**SHORT PROBLEM:** Copy the data below exactly, omitting any picture it contains.

Start RECORDS PROVIDED

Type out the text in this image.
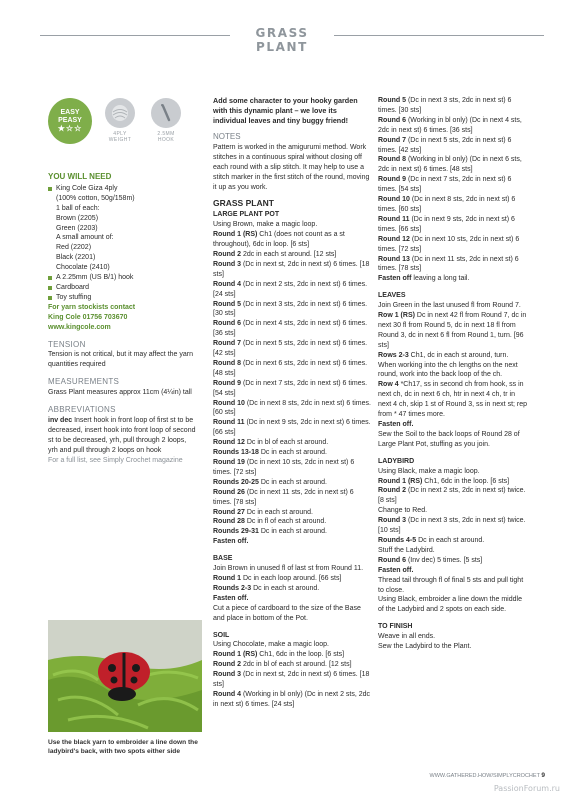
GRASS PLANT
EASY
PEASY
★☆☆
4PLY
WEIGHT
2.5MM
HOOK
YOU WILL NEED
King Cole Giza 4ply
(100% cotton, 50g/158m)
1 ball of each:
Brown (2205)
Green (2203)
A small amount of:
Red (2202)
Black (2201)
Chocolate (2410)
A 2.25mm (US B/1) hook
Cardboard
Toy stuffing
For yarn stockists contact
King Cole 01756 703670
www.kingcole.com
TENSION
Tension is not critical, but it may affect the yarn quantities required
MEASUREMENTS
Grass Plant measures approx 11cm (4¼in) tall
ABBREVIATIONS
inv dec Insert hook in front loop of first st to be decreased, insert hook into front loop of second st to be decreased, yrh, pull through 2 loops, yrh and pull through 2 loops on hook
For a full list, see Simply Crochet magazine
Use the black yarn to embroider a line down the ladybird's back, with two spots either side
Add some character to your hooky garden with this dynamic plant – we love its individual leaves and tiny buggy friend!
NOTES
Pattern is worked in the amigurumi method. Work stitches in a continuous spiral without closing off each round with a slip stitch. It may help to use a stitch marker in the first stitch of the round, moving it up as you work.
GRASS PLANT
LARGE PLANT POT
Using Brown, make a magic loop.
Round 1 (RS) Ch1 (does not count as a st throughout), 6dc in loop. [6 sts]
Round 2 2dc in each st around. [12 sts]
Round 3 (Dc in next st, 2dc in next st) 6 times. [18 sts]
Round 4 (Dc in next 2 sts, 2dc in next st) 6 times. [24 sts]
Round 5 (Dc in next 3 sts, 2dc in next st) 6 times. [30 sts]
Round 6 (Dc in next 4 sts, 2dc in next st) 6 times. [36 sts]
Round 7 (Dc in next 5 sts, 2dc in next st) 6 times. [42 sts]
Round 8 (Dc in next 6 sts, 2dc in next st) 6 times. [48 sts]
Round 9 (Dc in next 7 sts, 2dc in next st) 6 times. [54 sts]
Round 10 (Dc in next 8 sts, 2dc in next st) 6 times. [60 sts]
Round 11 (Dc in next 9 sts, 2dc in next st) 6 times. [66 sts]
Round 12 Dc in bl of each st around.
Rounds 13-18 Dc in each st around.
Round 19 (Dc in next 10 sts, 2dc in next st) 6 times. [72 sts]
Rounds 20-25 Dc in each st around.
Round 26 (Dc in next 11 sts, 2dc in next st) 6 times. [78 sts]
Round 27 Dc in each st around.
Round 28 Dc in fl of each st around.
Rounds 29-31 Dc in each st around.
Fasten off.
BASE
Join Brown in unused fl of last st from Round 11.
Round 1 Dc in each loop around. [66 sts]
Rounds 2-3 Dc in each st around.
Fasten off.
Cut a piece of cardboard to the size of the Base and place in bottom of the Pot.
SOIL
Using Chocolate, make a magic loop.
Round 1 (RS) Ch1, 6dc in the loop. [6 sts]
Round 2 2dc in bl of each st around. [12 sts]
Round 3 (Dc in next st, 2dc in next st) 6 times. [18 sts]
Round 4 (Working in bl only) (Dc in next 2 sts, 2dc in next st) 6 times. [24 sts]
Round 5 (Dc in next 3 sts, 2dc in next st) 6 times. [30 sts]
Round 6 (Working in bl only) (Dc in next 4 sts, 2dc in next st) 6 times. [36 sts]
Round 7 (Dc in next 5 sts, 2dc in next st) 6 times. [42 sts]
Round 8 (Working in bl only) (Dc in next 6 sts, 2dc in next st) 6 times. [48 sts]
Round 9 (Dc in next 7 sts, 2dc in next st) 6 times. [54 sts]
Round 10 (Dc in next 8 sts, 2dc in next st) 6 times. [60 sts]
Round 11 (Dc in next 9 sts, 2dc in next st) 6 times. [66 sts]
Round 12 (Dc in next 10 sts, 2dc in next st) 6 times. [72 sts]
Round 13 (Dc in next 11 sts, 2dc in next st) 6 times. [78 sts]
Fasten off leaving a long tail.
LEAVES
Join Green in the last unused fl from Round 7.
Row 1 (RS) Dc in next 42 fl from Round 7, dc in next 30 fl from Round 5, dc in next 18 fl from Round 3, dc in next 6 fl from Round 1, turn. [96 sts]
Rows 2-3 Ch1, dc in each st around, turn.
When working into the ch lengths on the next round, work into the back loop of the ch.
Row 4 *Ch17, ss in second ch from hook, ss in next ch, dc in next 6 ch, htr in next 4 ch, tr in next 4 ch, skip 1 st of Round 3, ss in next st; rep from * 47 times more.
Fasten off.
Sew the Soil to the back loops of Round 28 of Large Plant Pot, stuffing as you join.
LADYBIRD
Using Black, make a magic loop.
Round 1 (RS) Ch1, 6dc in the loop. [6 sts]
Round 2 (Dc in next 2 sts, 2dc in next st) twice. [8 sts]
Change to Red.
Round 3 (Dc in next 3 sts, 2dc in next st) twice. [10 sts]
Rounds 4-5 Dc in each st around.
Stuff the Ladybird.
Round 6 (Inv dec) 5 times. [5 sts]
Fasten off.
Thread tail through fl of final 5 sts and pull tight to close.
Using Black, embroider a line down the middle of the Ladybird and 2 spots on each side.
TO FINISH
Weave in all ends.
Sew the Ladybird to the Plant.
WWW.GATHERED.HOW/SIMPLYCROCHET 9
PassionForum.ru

End RECORDS PROVIDED

**IN RESPONSE:**
Type out the text in this image.
GRASS PLANT
EASY
PEASY
★☆☆
4PLY
WEIGHT
2.5MM
HOOK
YOU WILL NEED
King Cole Giza 4ply
(100% cotton, 50g/158m)
1 ball of each:
Brown (2205)
Green (2203)
A small amount of:
Red (2202)
Black (2201)
Chocolate (2410)
A 2.25mm (US B/1) hook
Cardboard
Toy stuffing
For yarn stockists contact
King Cole 01756 703670
www.kingcole.com
TENSION
Tension is not critical, but it may affect the yarn quantities required
MEASUREMENTS
Grass Plant measures approx 11cm (4¼in) tall
ABBREVIATIONS
inv dec Insert hook in front loop of first st to be decreased, insert hook into front loop of second st to be decreased, yrh, pull through 2 loops, yrh and pull through 2 loops on hook
For a full list, see Simply Crochet magazine
Use the black yarn to embroider a line down the ladybird's back, with two spots either side
Add some character to your hooky garden with this dynamic plant – we love its individual leaves and tiny buggy friend!
NOTES
Pattern is worked in the amigurumi method. Work stitches in a continuous spiral without closing off each round with a slip stitch. It may help to use a stitch marker in the first stitch of the round, moving it up as you work.
GRASS PLANT
LARGE PLANT POT
Using Brown, make a magic loop.
Round 1 (RS) Ch1 (does not count as a st throughout), 6dc in loop. [6 sts]
Round 2 2dc in each st around. [12 sts]
Round 3 (Dc in next st, 2dc in next st) 6 times. [18 sts]
Round 4 (Dc in next 2 sts, 2dc in next st) 6 times. [24 sts]
Round 5 (Dc in next 3 sts, 2dc in next st) 6 times. [30 sts]
Round 6 (Dc in next 4 sts, 2dc in next st) 6 times. [36 sts]
Round 7 (Dc in next 5 sts, 2dc in next st) 6 times. [42 sts]
Round 8 (Dc in next 6 sts, 2dc in next st) 6 times. [48 sts]
Round 9 (Dc in next 7 sts, 2dc in next st) 6 times. [54 sts]
Round 10 (Dc in next 8 sts, 2dc in next st) 6 times. [60 sts]
Round 11 (Dc in next 9 sts, 2dc in next st) 6 times. [66 sts]
Round 12 Dc in bl of each st around.
Rounds 13-18 Dc in each st around.
Round 19 (Dc in next 10 sts, 2dc in next st) 6 times. [72 sts]
Rounds 20-25 Dc in each st around.
Round 26 (Dc in next 11 sts, 2dc in next st) 6 times. [78 sts]
Round 27 Dc in each st around.
Round 28 Dc in fl of each st around.
Rounds 29-31 Dc in each st around.
Fasten off.
BASE
Join Brown in unused fl of last st from Round 11.
Round 1 Dc in each loop around. [66 sts]
Rounds 2-3 Dc in each st around.
Fasten off.
Cut a piece of cardboard to the size of the Base and place in bottom of the Pot.
SOIL
Using Chocolate, make a magic loop.
Round 1 (RS) Ch1, 6dc in the loop. [6 sts]
Round 2 2dc in bl of each st around. [12 sts]
Round 3 (Dc in next st, 2dc in next st) 6 times. [18 sts]
Round 4 (Working in bl only) (Dc in next 2 sts, 2dc in next st) 6 times. [24 sts]
Round 5 (Dc in next 3 sts, 2dc in next st) 6 times. [30 sts]
Round 6 (Working in bl only) (Dc in next 4 sts, 2dc in next st) 6 times. [36 sts]
Round 7 (Dc in next 5 sts, 2dc in next st) 6 times. [42 sts]
Round 8 (Working in bl only) (Dc in next 6 sts, 2dc in next st) 6 times. [48 sts]
Round 9 (Dc in next 7 sts, 2dc in next st) 6 times. [54 sts]
Round 10 (Dc in next 8 sts, 2dc in next st) 6 times. [60 sts]
Round 11 (Dc in next 9 sts, 2dc in next st) 6 times. [66 sts]
Round 12 (Dc in next 10 sts, 2dc in next st) 6 times. [72 sts]
Round 13 (Dc in next 11 sts, 2dc in next st) 6 times. [78 sts]
Fasten off leaving a long tail.
LEAVES
Join Green in the last unused fl from Round 7.
Row 1 (RS) Dc in next 42 fl from Round 7, dc in next 30 fl from Round 5, dc in next 18 fl from Round 3, dc in next 6 fl from Round 1, turn. [96 sts]
Rows 2-3 Ch1, dc in each st around, turn.
When working into the ch lengths on the next round, work into the back loop of the ch.
Row 4 *Ch17, ss in second ch from hook, ss in next ch, dc in next 6 ch, htr in next 4 ch, tr in next 4 ch, skip 1 st of Round 3, ss in next st; rep from * 47 times more.
Fasten off.
Sew the Soil to the back loops of Round 28 of Large Plant Pot, stuffing as you join.
LADYBIRD
Using Black, make a magic loop.
Round 1 (RS) Ch1, 6dc in the loop. [6 sts]
Round 2 (Dc in next 2 sts, 2dc in next st) twice. [8 sts]
Change to Red.
Round 3 (Dc in next 3 sts, 2dc in next st) twice. [10 sts]
Rounds 4-5 Dc in each st around.
Stuff the Ladybird.
Round 6 (Inv dec) 5 times. [5 sts]
Fasten off.
Thread tail through fl of final 5 sts and pull tight to close.
Using Black, embroider a line down the middle of the Ladybird and 2 spots on each side.
TO FINISH
Weave in all ends.
Sew the Ladybird to the Plant.
WWW.GATHERED.HOW/SIMPLYCROCHET 9
PassionForum.ru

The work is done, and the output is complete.